WHAT YOU SHOULD DO — The data below should be restated word for word, with every picture omitted.

Records from a data source —
-- -- --

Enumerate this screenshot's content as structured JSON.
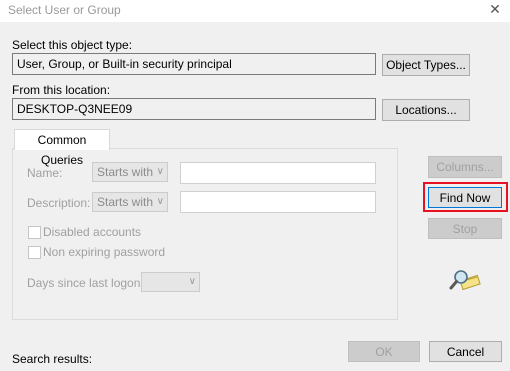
{
  "window": {
    "title": "Select User or Group",
    "close_glyph": "✕"
  },
  "object_type": {
    "label": "Select this object type:",
    "value": "User, Group, or Built-in security principal",
    "button": "Object Types..."
  },
  "location": {
    "label": "From this location:",
    "value": "DESKTOP-Q3NEE09",
    "button": "Locations..."
  },
  "queries": {
    "tab": "Common Queries",
    "name_label": "Name:",
    "name_mode": "Starts with",
    "description_label": "Description:",
    "description_mode": "Starts with",
    "disabled_accounts": "Disabled accounts",
    "non_expiring": "Non expiring password",
    "days_label": "Days since last logon:"
  },
  "side_buttons": {
    "columns": "Columns...",
    "find_now": "Find Now",
    "stop": "Stop"
  },
  "highlight_color": "#e81123",
  "search_icon": "search-users-icon",
  "footer": {
    "results_label": "Search results:",
    "ok": "OK",
    "cancel": "Cancel"
  }
}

-- -- --

TASK RESPONSE —
Enumerate this screenshot's content as structured JSON.
{
  "window": {
    "title": "Select User or Group",
    "close_glyph": "✕"
  },
  "object_type": {
    "label": "Select this object type:",
    "value": "User, Group, or Built-in security principal",
    "button": "Object Types..."
  },
  "location": {
    "label": "From this location:",
    "value": "DESKTOP-Q3NEE09",
    "button": "Locations..."
  },
  "queries": {
    "tab": "Common Queries",
    "name_label": "Name:",
    "name_mode": "Starts with",
    "description_label": "Description:",
    "description_mode": "Starts with",
    "disabled_accounts": "Disabled accounts",
    "non_expiring": "Non expiring password",
    "days_label": "Days since last logon:"
  },
  "side_buttons": {
    "columns": "Columns...",
    "find_now": "Find Now",
    "stop": "Stop"
  },
  "highlight_color": "#e81123",
  "search_icon": "search-users-icon",
  "footer": {
    "results_label": "Search results:",
    "ok": "OK",
    "cancel": "Cancel"
  }
}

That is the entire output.